GOAL OF THE EXERCISE: Every line with the string "anni" should be gathered.

Data listing:
* Begin *

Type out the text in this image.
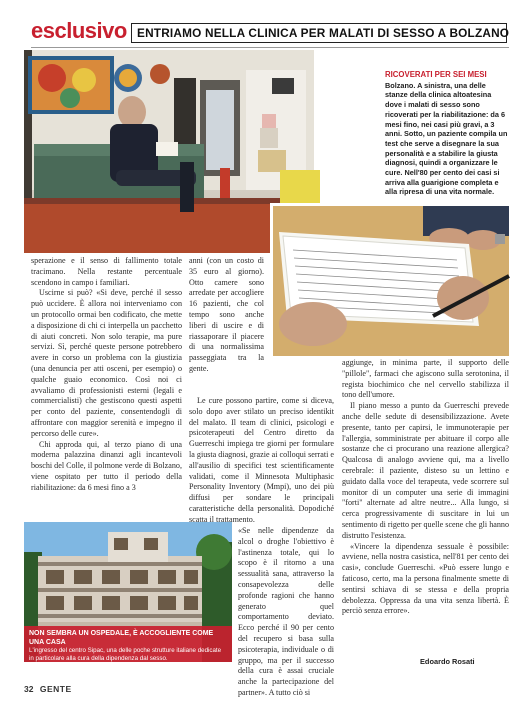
esclusivo ENTRIAMO NELLA CLINICA PER MALATI DI SESSO A BOLZANO
RICOVERATI PER SEI MESI
Bolzano. A sinistra, una delle stanze della clinica altoatesina dove i malati di sesso sono ricoverati per la riabilitazione: da 6 mesi fino, nei casi più gravi, a 3 anni. Sotto, un paziente compila un test che serve a disegnare la sua personalità e a stabilire la giusta diagnosi, quindi a organizzare le cure. Nell'80 per cento dei casi si arriva alla guarigione completa e alla ripresa di una vita normale.
NON SEMBRA UN OSPEDALE, È ACCOGLIENTE COME UNA CASA
L'ingresso del centro Sipac, una delle poche strutture italiane dedicate in particolare alla cura della dipendenza dal sesso.

sperazione e il senso di fallimento totale tracimano. Nella restante percentuale scendono in campo i familiari.

Uscirne si può? «Si deve, perché il sesso può uccidere. È allora noi interveniamo con un protocollo ormai ben codificato, che mette a disposizione di chi ci interpella un pacchetto di aiuti concreti. Non solo terapie, ma pure servizi. Sì, perché queste persone potrebbero avere in corso un problema con la giustizia (una denuncia per atti osceni, per esempio) o qualche guaio economico. Così noi ci avvaliamo di professionisti esterni (legali e commercialisti) che gestiscono questi aspetti per conto del paziente, consentendogli di affrontare con maggior serenità e impegno il percorso delle cure».

Chi approda qui, al terzo piano di una moderna palazzina dinanzi agli incantevoli boschi del Colle, il polmone verde di Bolzano, viene ospitato per tutto il periodo della riabilitazione: da 6 mesi fino a 3

anni (con un costo di 35 euro al giorno). Otto camere sono arredate per accogliere 16 pazienti, che col tempo sono anche liberi di uscire e di riassaporare il piacere di una normalissima passeggiata tra la gente.

Le cure possono partire, come si diceva, solo dopo aver stilato un preciso identikit del malato. Il team di clinici, psicologi e psicoterapeuti del Centro diretto da Guerreschi impiega tre giorni per formulare la giusta diagnosi, grazie ai colloqui serrati e all'ausilio di specifici test scientificamente validati, come il Minnesota Multiphasic Personality Inventory (Mmpi), uno dei più diffusi per sondare le principali caratteristiche della personalità. Dopodiché scatta il trattamento.

«Se nelle dipendenze da alcol o droghe l'obiettivo è l'astinenza totale, qui lo scopo è il ritorno a una sessualità sana, attraverso la consapevolezza delle profonde ragioni che hanno generato quel comportamento deviato. Ecco perché il 90 per cento del recupero si basa sulla psicoterapia, individuale o di gruppo, ma per il successo della cura è assai cruciale anche la partecipazione del partner». A tutto ciò si

aggiunge, in minima parte, il supporto delle "pillole", farmaci che agiscono sulla serotonina, il regista biochimico che nel cervello stabilizza il tono dell'umore.

Il piano messo a punto da Guerreschi prevede anche delle sedute di desensibilizzazione. Avete presente, tanto per capirsi, le immunoterapie per l'allergia, somministrate per abituare il corpo alle sostanze che ci procurano una reazione allergica? Qualcosa di analogo avviene qui, ma a livello cerebrale: il paziente, disteso su un lettino e guidato dalla voce del terapeuta, vede scorrere sul monitor di un computer una serie di immagini "forti" alternate ad altre neutre... Alla lungo, si cerca progressivamente di suscitare in lui un sentimento di rigetto per quelle scene che gli hanno distrutto l'esistenza.

«Vincere la dipendenza sessuale è possibile: avviene, nella nostra casistica, nell'81 per cento dei casi», conclude Guerreschi. «Può essere lungo e faticoso, certo, ma la persona finalmente smette di sentirsi schiava di se stessa e della propria debolezza. Oppressa da una vita senza libertà. È perciò senza errore».

Edoardo Rosati
32 GENTE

* End *

COMPLETED EXERCISE:
Bolzano. A sinistra, una delle stanze della clinica altoatesina dove i malati di sesso sono ricoverati per la riabilitazione: da 6 mesi fino, nei casi più gravi, a 3 anni. Sotto, un paziente compila un test che serve a disegnare la sua personalità e a stabilire la giusta diagnosi, quindi a organizzare le cure. Nell'80 per cento dei casi si arriva alla guarigione completa e alla ripresa di una vita normale.
anni (con un costo di 35 euro al giorno). Otto camere sono arredate per accogliere 16 pazienti, che col tempo sono anche liberi di uscire e di riassaporare il piacere di una normalissima passeggiata tra la gente.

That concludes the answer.